*What the task requires*
Return all of the entries word for word, but omit the pictures they contain.

*Data provided*

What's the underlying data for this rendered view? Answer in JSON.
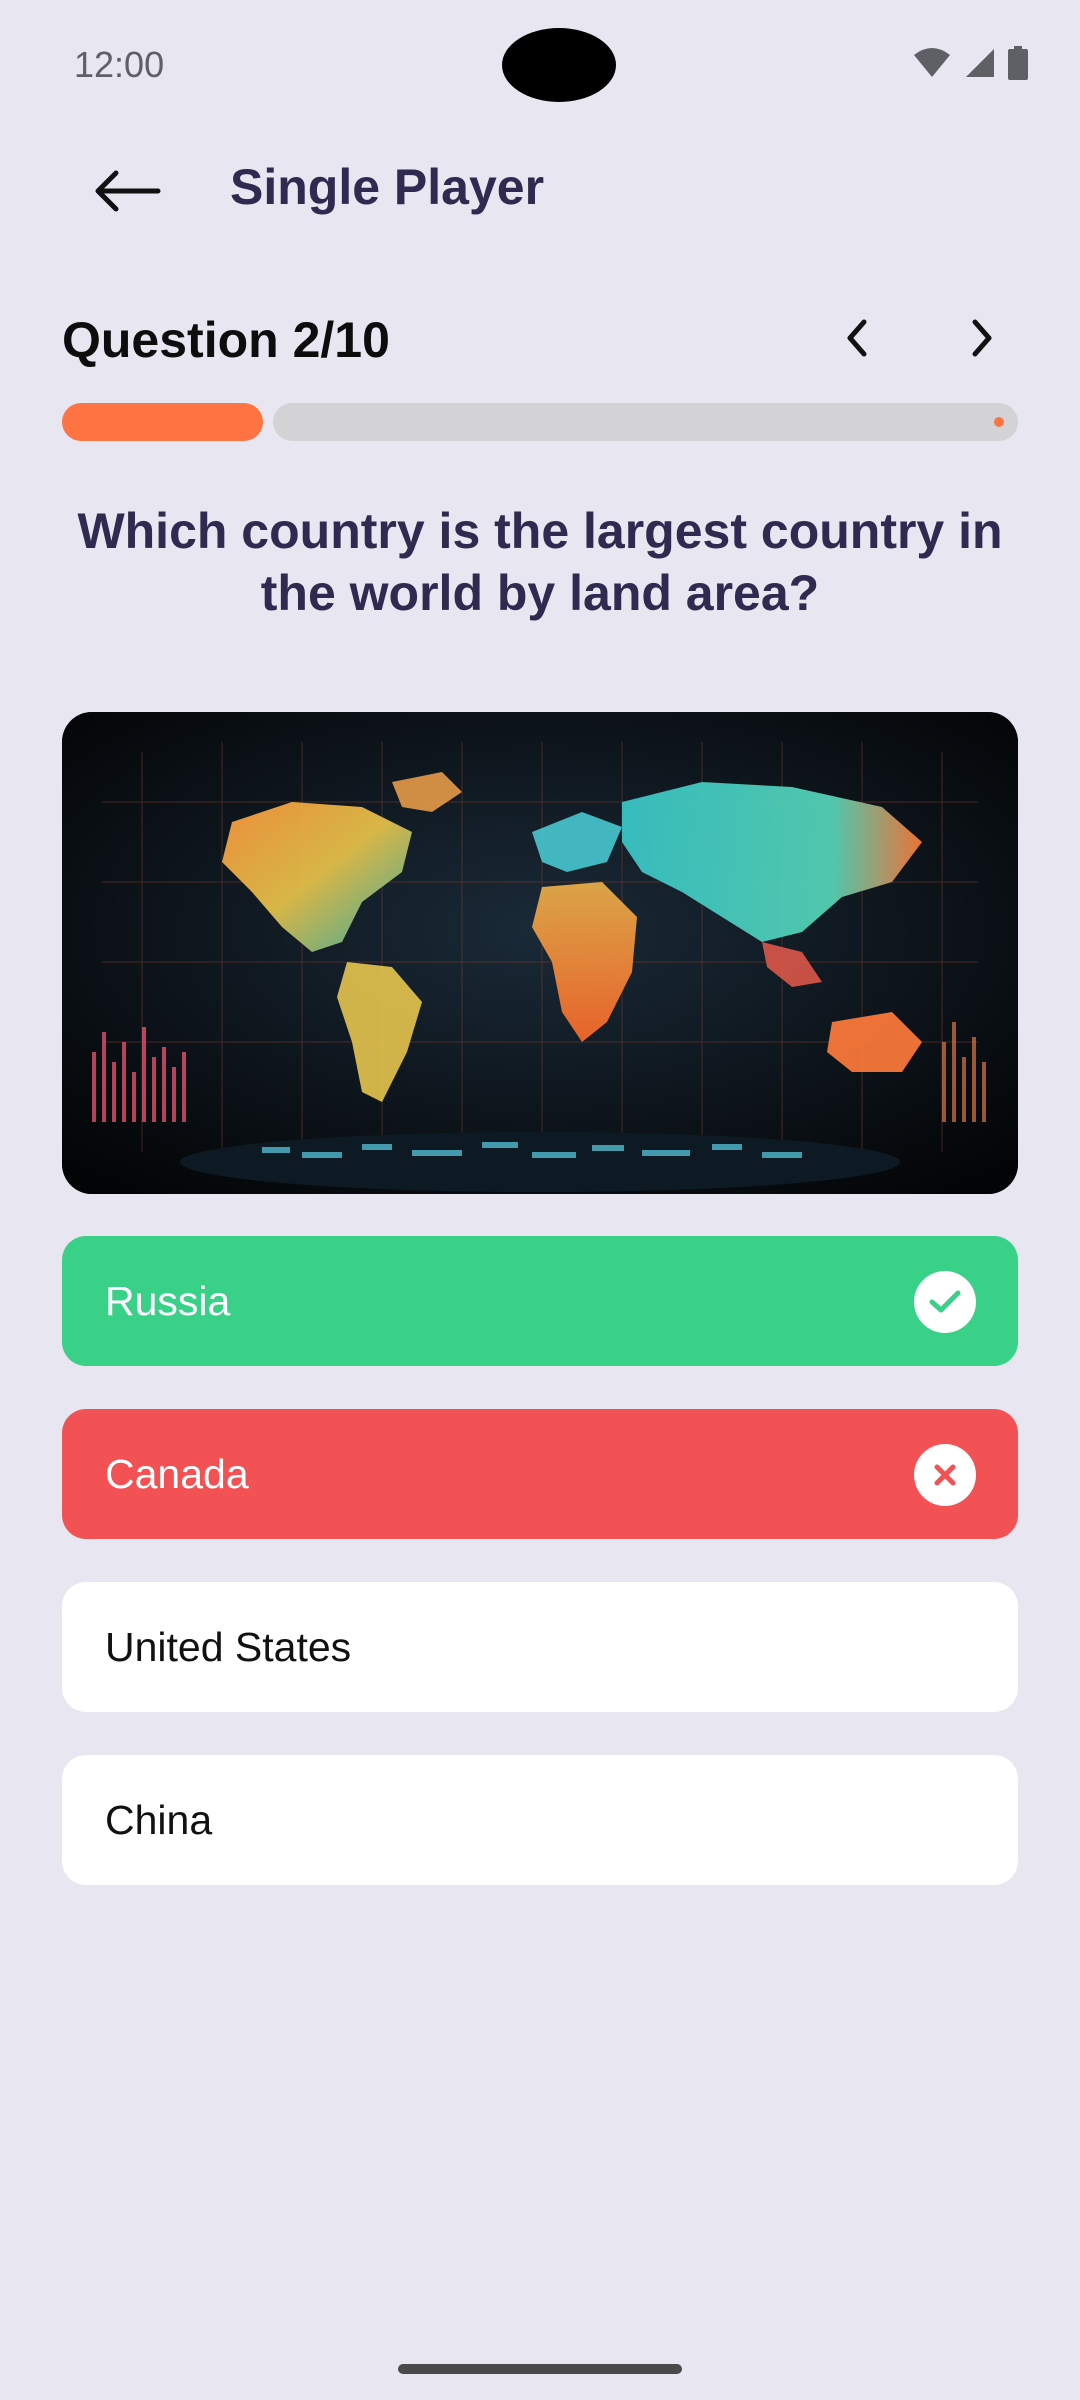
{
  "status_bar": {
    "time": "12:00"
  },
  "app_bar": {
    "title": "Single Player",
    "back_icon": "arrow-left-icon"
  },
  "quiz": {
    "question_label": "Question 2/10",
    "current": 2,
    "total": 10,
    "progress_fraction": 0.2,
    "question": "Which country is the largest country in the world by land area?",
    "image": "world-map-illustration"
  },
  "answers": [
    {
      "label": "Russia",
      "state": "correct",
      "icon": "check-icon"
    },
    {
      "label": "Canada",
      "state": "wrong",
      "icon": "close-icon"
    },
    {
      "label": "United States",
      "state": "neutral"
    },
    {
      "label": "China",
      "state": "neutral"
    }
  ],
  "colors": {
    "background": "#e8e6f1",
    "accent": "#ff7442",
    "title": "#2f2a4f",
    "correct": "#39d188",
    "wrong": "#f35254",
    "track": "#d3d2d5"
  }
}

*Task answer*
What's the underlying data for this rendered view? Answer in JSON.
{
  "status_bar": {
    "time": "12:00"
  },
  "app_bar": {
    "title": "Single Player",
    "back_icon": "arrow-left-icon"
  },
  "quiz": {
    "question_label": "Question 2/10",
    "current": 2,
    "total": 10,
    "progress_fraction": 0.2,
    "question": "Which country is the largest country in the world by land area?",
    "image": "world-map-illustration"
  },
  "answers": [
    {
      "label": "Russia",
      "state": "correct",
      "icon": "check-icon"
    },
    {
      "label": "Canada",
      "state": "wrong",
      "icon": "close-icon"
    },
    {
      "label": "United States",
      "state": "neutral"
    },
    {
      "label": "China",
      "state": "neutral"
    }
  ],
  "colors": {
    "background": "#e8e6f1",
    "accent": "#ff7442",
    "title": "#2f2a4f",
    "correct": "#39d188",
    "wrong": "#f35254",
    "track": "#d3d2d5"
  }
}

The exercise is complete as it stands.